* **PROBLEM REQUIREMENTS**
Print all records exactly, leaving nothing out.

* **RECORDS PROVIDED**
----
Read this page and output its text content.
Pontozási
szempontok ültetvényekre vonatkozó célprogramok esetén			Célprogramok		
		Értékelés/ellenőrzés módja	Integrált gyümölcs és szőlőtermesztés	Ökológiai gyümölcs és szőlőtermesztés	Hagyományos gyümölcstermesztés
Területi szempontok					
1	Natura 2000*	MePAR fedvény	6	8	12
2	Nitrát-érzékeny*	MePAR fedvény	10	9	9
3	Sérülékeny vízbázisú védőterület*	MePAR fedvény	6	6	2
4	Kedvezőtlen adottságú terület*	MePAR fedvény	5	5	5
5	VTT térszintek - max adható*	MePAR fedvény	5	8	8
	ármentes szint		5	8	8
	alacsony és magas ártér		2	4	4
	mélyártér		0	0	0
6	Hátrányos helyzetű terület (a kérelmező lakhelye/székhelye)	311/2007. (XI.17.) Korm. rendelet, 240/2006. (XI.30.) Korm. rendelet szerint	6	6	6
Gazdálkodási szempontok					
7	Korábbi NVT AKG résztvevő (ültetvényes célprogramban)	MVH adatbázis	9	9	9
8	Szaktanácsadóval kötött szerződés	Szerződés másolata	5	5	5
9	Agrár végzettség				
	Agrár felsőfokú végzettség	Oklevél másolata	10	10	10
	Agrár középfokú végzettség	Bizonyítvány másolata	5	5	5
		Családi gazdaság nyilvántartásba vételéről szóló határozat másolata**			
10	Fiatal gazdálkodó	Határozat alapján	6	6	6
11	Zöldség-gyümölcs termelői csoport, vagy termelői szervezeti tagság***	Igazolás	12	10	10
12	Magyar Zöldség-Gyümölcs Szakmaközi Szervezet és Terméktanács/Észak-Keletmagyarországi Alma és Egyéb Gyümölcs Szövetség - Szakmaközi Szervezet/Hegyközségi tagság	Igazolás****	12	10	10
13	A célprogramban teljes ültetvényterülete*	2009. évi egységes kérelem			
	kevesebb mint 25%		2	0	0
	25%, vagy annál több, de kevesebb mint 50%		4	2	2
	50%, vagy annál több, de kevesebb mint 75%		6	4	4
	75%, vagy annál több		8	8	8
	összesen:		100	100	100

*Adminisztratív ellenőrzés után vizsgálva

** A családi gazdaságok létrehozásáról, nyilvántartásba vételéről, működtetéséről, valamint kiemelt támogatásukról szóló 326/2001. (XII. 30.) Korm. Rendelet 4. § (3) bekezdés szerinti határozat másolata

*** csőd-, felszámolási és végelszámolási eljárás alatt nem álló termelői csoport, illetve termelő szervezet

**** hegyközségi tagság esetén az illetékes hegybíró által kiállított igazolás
----
* **TASK OUTPUT**
Read this page and output its text content.
Pontozási
szempontok ültetvényekre vonatkozó célprogramok esetén			Célprogramok		
		Értékelés/ellenőrzés módja	Integrált gyümölcs és szőlőtermesztés	Ökológiai gyümölcs és szőlőtermesztés	Hagyományos gyümölcstermesztés
Területi szempontok					
1	Natura 2000*	MePAR fedvény	6	8	12
2	Nitrát-érzékeny*	MePAR fedvény	10	9	9
3	Sérülékeny vízbázisú védőterület*	MePAR fedvény	6	6	2
4	Kedvezőtlen adottságú terület*	MePAR fedvény	5	5	5
5	VTT térszintek - max adható*	MePAR fedvény	5	8	8
	ármentes szint		5	8	8
	alacsony és magas ártér		2	4	4
	mélyártér		0	0	0
6	Hátrányos helyzetű terület (a kérelmező lakhelye/székhelye)	311/2007. (XI.17.) Korm. rendelet, 240/2006. (XI.30.) Korm. rendelet szerint	6	6	6
Gazdálkodási szempontok					
7	Korábbi NVT AKG résztvevő (ültetvényes célprogramban)	MVH adatbázis	9	9	9
8	Szaktanácsadóval kötött szerződés	Szerződés másolata	5	5	5
9	Agrár végzettség				
	Agrár felsőfokú végzettség	Oklevél másolata	10	10	10
	Agrár középfokú végzettség	Bizonyítvány másolata	5	5	5
		Családi gazdaság nyilvántartásba vételéről szóló határozat másolata**			
10	Fiatal gazdálkodó	Határozat alapján	6	6	6
11	Zöldség-gyümölcs termelői csoport, vagy termelői szervezeti tagság***	Igazolás	12	10	10
12	Magyar Zöldség-Gyümölcs Szakmaközi Szervezet és Terméktanács/Észak-Keletmagyarországi Alma és Egyéb Gyümölcs Szövetség - Szakmaközi Szervezet/Hegyközségi tagság	Igazolás****	12	10	10
13	A célprogramban teljes ültetvényterülete*	2009. évi egységes kérelem			
	kevesebb mint 25%		2	0	0
	25%, vagy annál több, de kevesebb mint 50%		4	2	2
	50%, vagy annál több, de kevesebb mint 75%		6	4	4
	75%, vagy annál több		8	8	8
	összesen:		100	100	100

*Adminisztratív ellenőrzés után vizsgálva

** A családi gazdaságok létrehozásáról, nyilvántartásba vételéről, működtetéséről, valamint kiemelt támogatásukról szóló 326/2001. (XII. 30.) Korm. Rendelet 4. § (3) bekezdés szerinti határozat másolata

*** csőd-, felszámolási és végelszámolási eljárás alatt nem álló termelői csoport, illetve termelő szervezet

**** hegyközségi tagság esetén az illetékes hegybíró által kiállított igazolás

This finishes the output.